> Exercise requirements
Reproduce every entry in the listing without alteration.

> Recorded data

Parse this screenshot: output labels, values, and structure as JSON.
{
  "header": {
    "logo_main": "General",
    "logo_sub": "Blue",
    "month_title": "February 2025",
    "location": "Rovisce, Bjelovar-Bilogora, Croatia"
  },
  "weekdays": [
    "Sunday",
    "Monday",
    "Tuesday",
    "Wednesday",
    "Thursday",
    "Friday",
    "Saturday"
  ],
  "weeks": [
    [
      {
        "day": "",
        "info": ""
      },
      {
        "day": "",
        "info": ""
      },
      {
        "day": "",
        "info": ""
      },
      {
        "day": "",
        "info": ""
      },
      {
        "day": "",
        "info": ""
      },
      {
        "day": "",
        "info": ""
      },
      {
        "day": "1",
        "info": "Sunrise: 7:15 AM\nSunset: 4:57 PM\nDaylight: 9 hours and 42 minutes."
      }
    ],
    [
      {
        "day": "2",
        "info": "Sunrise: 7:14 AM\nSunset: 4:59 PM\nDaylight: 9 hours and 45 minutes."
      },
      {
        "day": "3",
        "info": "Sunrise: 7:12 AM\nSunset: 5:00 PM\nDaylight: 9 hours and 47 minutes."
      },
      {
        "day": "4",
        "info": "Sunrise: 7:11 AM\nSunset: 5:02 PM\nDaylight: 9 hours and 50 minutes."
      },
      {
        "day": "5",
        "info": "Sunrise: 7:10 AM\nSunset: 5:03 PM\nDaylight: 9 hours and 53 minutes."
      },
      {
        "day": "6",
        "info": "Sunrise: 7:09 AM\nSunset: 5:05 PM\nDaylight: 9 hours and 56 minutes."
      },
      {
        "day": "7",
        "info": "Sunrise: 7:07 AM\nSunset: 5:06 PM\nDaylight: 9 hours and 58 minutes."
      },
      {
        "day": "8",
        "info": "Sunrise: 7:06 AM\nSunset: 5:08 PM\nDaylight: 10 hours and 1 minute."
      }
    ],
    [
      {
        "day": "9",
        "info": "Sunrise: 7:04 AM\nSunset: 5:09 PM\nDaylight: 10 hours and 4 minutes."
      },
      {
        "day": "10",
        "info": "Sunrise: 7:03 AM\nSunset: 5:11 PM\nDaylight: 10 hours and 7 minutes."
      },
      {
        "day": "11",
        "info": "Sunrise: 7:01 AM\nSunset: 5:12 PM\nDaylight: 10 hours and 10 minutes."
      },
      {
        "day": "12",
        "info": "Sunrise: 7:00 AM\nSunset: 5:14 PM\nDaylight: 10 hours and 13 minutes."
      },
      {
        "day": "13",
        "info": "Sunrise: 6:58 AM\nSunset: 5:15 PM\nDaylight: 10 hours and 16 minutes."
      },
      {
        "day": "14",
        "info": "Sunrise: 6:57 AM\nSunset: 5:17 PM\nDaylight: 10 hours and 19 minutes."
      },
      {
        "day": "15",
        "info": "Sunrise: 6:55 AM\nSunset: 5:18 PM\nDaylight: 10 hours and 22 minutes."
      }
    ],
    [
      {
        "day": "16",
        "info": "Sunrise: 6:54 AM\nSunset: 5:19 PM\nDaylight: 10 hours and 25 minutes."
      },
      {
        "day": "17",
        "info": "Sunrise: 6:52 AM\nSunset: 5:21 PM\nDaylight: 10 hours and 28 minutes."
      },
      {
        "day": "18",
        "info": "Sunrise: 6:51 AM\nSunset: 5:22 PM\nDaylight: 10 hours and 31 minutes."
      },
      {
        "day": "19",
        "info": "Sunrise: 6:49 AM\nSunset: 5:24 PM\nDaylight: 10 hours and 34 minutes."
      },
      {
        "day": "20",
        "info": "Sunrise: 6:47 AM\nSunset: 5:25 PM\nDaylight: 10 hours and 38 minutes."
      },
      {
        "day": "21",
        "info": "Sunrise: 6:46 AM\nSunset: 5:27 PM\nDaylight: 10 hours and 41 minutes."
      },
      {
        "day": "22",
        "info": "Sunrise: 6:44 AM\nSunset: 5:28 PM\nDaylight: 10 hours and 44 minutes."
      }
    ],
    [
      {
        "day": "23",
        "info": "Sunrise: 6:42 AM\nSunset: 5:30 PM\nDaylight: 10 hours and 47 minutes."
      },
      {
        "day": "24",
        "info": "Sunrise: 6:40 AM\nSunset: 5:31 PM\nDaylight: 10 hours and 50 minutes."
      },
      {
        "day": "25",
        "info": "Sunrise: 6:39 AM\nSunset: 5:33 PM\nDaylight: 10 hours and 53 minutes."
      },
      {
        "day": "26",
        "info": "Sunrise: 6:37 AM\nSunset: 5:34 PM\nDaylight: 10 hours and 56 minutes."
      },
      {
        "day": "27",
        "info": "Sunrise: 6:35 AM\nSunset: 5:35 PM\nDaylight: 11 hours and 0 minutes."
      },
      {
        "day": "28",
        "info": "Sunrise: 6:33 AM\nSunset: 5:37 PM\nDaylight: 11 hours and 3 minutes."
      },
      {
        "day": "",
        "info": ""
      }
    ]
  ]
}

> Task response
Parse this screenshot: output labels, values, and structure as JSON.
{
  "header": {
    "logo_main": "General",
    "logo_sub": "Blue",
    "month_title": "February 2025",
    "location": "Rovisce, Bjelovar-Bilogora, Croatia"
  },
  "weekdays": [
    "Sunday",
    "Monday",
    "Tuesday",
    "Wednesday",
    "Thursday",
    "Friday",
    "Saturday"
  ],
  "weeks": [
    [
      {
        "day": "",
        "info": ""
      },
      {
        "day": "",
        "info": ""
      },
      {
        "day": "",
        "info": ""
      },
      {
        "day": "",
        "info": ""
      },
      {
        "day": "",
        "info": ""
      },
      {
        "day": "",
        "info": ""
      },
      {
        "day": "1",
        "info": "Sunrise: 7:15 AM\nSunset: 4:57 PM\nDaylight: 9 hours and 42 minutes."
      }
    ],
    [
      {
        "day": "2",
        "info": "Sunrise: 7:14 AM\nSunset: 4:59 PM\nDaylight: 9 hours and 45 minutes."
      },
      {
        "day": "3",
        "info": "Sunrise: 7:12 AM\nSunset: 5:00 PM\nDaylight: 9 hours and 47 minutes."
      },
      {
        "day": "4",
        "info": "Sunrise: 7:11 AM\nSunset: 5:02 PM\nDaylight: 9 hours and 50 minutes."
      },
      {
        "day": "5",
        "info": "Sunrise: 7:10 AM\nSunset: 5:03 PM\nDaylight: 9 hours and 53 minutes."
      },
      {
        "day": "6",
        "info": "Sunrise: 7:09 AM\nSunset: 5:05 PM\nDaylight: 9 hours and 56 minutes."
      },
      {
        "day": "7",
        "info": "Sunrise: 7:07 AM\nSunset: 5:06 PM\nDaylight: 9 hours and 58 minutes."
      },
      {
        "day": "8",
        "info": "Sunrise: 7:06 AM\nSunset: 5:08 PM\nDaylight: 10 hours and 1 minute."
      }
    ],
    [
      {
        "day": "9",
        "info": "Sunrise: 7:04 AM\nSunset: 5:09 PM\nDaylight: 10 hours and 4 minutes."
      },
      {
        "day": "10",
        "info": "Sunrise: 7:03 AM\nSunset: 5:11 PM\nDaylight: 10 hours and 7 minutes."
      },
      {
        "day": "11",
        "info": "Sunrise: 7:01 AM\nSunset: 5:12 PM\nDaylight: 10 hours and 10 minutes."
      },
      {
        "day": "12",
        "info": "Sunrise: 7:00 AM\nSunset: 5:14 PM\nDaylight: 10 hours and 13 minutes."
      },
      {
        "day": "13",
        "info": "Sunrise: 6:58 AM\nSunset: 5:15 PM\nDaylight: 10 hours and 16 minutes."
      },
      {
        "day": "14",
        "info": "Sunrise: 6:57 AM\nSunset: 5:17 PM\nDaylight: 10 hours and 19 minutes."
      },
      {
        "day": "15",
        "info": "Sunrise: 6:55 AM\nSunset: 5:18 PM\nDaylight: 10 hours and 22 minutes."
      }
    ],
    [
      {
        "day": "16",
        "info": "Sunrise: 6:54 AM\nSunset: 5:19 PM\nDaylight: 10 hours and 25 minutes."
      },
      {
        "day": "17",
        "info": "Sunrise: 6:52 AM\nSunset: 5:21 PM\nDaylight: 10 hours and 28 minutes."
      },
      {
        "day": "18",
        "info": "Sunrise: 6:51 AM\nSunset: 5:22 PM\nDaylight: 10 hours and 31 minutes."
      },
      {
        "day": "19",
        "info": "Sunrise: 6:49 AM\nSunset: 5:24 PM\nDaylight: 10 hours and 34 minutes."
      },
      {
        "day": "20",
        "info": "Sunrise: 6:47 AM\nSunset: 5:25 PM\nDaylight: 10 hours and 38 minutes."
      },
      {
        "day": "21",
        "info": "Sunrise: 6:46 AM\nSunset: 5:27 PM\nDaylight: 10 hours and 41 minutes."
      },
      {
        "day": "22",
        "info": "Sunrise: 6:44 AM\nSunset: 5:28 PM\nDaylight: 10 hours and 44 minutes."
      }
    ],
    [
      {
        "day": "23",
        "info": "Sunrise: 6:42 AM\nSunset: 5:30 PM\nDaylight: 10 hours and 47 minutes."
      },
      {
        "day": "24",
        "info": "Sunrise: 6:40 AM\nSunset: 5:31 PM\nDaylight: 10 hours and 50 minutes."
      },
      {
        "day": "25",
        "info": "Sunrise: 6:39 AM\nSunset: 5:33 PM\nDaylight: 10 hours and 53 minutes."
      },
      {
        "day": "26",
        "info": "Sunrise: 6:37 AM\nSunset: 5:34 PM\nDaylight: 10 hours and 56 minutes."
      },
      {
        "day": "27",
        "info": "Sunrise: 6:35 AM\nSunset: 5:35 PM\nDaylight: 11 hours and 0 minutes."
      },
      {
        "day": "28",
        "info": "Sunrise: 6:33 AM\nSunset: 5:37 PM\nDaylight: 11 hours and 3 minutes."
      },
      {
        "day": "",
        "info": ""
      }
    ]
  ]
}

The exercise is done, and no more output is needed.